= To do =
Below is a set of records; print all of them exactly as written.

= Records supplied =
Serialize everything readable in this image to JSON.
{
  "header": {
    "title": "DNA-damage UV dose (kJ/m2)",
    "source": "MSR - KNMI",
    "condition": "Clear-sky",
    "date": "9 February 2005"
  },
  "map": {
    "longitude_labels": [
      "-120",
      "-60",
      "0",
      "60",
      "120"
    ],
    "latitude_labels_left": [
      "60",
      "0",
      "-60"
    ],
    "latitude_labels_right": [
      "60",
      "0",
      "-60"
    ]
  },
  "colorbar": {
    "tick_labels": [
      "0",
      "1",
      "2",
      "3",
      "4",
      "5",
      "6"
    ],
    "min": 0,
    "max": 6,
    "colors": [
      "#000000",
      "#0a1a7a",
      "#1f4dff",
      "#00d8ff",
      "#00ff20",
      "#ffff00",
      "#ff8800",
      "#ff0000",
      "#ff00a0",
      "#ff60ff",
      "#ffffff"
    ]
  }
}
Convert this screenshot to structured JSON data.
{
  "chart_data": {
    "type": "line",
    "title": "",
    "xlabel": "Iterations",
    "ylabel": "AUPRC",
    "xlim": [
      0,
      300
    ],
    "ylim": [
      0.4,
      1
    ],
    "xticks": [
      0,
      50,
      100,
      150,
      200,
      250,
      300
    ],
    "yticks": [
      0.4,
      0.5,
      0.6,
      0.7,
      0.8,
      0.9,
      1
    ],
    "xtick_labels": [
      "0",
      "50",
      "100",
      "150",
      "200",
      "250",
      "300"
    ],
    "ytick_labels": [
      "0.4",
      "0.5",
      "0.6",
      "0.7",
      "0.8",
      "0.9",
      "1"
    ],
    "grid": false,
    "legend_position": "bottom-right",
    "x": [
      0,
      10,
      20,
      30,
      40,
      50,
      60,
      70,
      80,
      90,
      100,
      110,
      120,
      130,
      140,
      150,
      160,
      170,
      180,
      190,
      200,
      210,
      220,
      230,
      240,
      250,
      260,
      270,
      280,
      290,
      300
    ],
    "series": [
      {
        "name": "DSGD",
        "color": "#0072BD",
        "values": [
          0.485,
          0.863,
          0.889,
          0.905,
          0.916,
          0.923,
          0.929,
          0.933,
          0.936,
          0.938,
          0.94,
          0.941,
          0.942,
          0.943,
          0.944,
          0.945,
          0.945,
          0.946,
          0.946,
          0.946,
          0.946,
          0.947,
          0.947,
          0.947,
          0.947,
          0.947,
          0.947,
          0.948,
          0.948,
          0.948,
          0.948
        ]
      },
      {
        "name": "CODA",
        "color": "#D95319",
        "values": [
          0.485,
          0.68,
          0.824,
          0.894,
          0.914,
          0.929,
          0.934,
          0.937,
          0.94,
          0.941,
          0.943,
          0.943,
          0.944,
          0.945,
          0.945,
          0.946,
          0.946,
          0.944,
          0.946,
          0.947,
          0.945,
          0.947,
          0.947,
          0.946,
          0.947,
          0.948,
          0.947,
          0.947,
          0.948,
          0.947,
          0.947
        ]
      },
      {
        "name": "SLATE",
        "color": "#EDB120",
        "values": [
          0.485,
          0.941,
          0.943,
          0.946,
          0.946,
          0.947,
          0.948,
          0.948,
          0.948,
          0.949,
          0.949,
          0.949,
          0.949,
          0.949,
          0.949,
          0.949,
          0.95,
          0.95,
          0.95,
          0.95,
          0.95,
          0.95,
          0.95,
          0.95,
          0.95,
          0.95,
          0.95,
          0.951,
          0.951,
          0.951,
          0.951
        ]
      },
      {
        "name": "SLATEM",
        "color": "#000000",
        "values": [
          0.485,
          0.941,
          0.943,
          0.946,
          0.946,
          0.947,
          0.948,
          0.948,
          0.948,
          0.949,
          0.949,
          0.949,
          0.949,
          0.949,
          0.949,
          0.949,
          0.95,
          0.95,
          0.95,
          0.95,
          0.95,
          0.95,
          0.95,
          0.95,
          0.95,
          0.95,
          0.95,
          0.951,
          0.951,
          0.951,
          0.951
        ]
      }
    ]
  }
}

= Expected output =
Serialize everything readable in this image to JSON.
{
  "header": {
    "title": "DNA-damage UV dose (kJ/m2)",
    "source": "MSR - KNMI",
    "condition": "Clear-sky",
    "date": "9 February 2005"
  },
  "map": {
    "longitude_labels": [
      "-120",
      "-60",
      "0",
      "60",
      "120"
    ],
    "latitude_labels_left": [
      "60",
      "0",
      "-60"
    ],
    "latitude_labels_right": [
      "60",
      "0",
      "-60"
    ]
  },
  "colorbar": {
    "tick_labels": [
      "0",
      "1",
      "2",
      "3",
      "4",
      "5",
      "6"
    ],
    "min": 0,
    "max": 6,
    "colors": [
      "#000000",
      "#0a1a7a",
      "#1f4dff",
      "#00d8ff",
      "#00ff20",
      "#ffff00",
      "#ff8800",
      "#ff0000",
      "#ff00a0",
      "#ff60ff",
      "#ffffff"
    ]
  }
}
Convert this screenshot to structured JSON data.
{
  "chart_data": {
    "type": "line",
    "title": "",
    "xlabel": "Iterations",
    "ylabel": "AUPRC",
    "xlim": [
      0,
      300
    ],
    "ylim": [
      0.4,
      1
    ],
    "xticks": [
      0,
      50,
      100,
      150,
      200,
      250,
      300
    ],
    "yticks": [
      0.4,
      0.5,
      0.6,
      0.7,
      0.8,
      0.9,
      1
    ],
    "xtick_labels": [
      "0",
      "50",
      "100",
      "150",
      "200",
      "250",
      "300"
    ],
    "ytick_labels": [
      "0.4",
      "0.5",
      "0.6",
      "0.7",
      "0.8",
      "0.9",
      "1"
    ],
    "grid": false,
    "legend_position": "bottom-right",
    "x": [
      0,
      10,
      20,
      30,
      40,
      50,
      60,
      70,
      80,
      90,
      100,
      110,
      120,
      130,
      140,
      150,
      160,
      170,
      180,
      190,
      200,
      210,
      220,
      230,
      240,
      250,
      260,
      270,
      280,
      290,
      300
    ],
    "series": [
      {
        "name": "DSGD",
        "color": "#0072BD",
        "values": [
          0.485,
          0.863,
          0.889,
          0.905,
          0.916,
          0.923,
          0.929,
          0.933,
          0.936,
          0.938,
          0.94,
          0.941,
          0.942,
          0.943,
          0.944,
          0.945,
          0.945,
          0.946,
          0.946,
          0.946,
          0.946,
          0.947,
          0.947,
          0.947,
          0.947,
          0.947,
          0.947,
          0.948,
          0.948,
          0.948,
          0.948
        ]
      },
      {
        "name": "CODA",
        "color": "#D95319",
        "values": [
          0.485,
          0.68,
          0.824,
          0.894,
          0.914,
          0.929,
          0.934,
          0.937,
          0.94,
          0.941,
          0.943,
          0.943,
          0.944,
          0.945,
          0.945,
          0.946,
          0.946,
          0.944,
          0.946,
          0.947,
          0.945,
          0.947,
          0.947,
          0.946,
          0.947,
          0.948,
          0.947,
          0.947,
          0.948,
          0.947,
          0.947
        ]
      },
      {
        "name": "SLATE",
        "color": "#EDB120",
        "values": [
          0.485,
          0.941,
          0.943,
          0.946,
          0.946,
          0.947,
          0.948,
          0.948,
          0.948,
          0.949,
          0.949,
          0.949,
          0.949,
          0.949,
          0.949,
          0.949,
          0.95,
          0.95,
          0.95,
          0.95,
          0.95,
          0.95,
          0.95,
          0.95,
          0.95,
          0.95,
          0.95,
          0.951,
          0.951,
          0.951,
          0.951
        ]
      },
      {
        "name": "SLATEM",
        "color": "#000000",
        "values": [
          0.485,
          0.941,
          0.943,
          0.946,
          0.946,
          0.947,
          0.948,
          0.948,
          0.948,
          0.949,
          0.949,
          0.949,
          0.949,
          0.949,
          0.949,
          0.949,
          0.95,
          0.95,
          0.95,
          0.95,
          0.95,
          0.95,
          0.95,
          0.95,
          0.95,
          0.95,
          0.95,
          0.951,
          0.951,
          0.951,
          0.951
        ]
      }
    ]
  }
}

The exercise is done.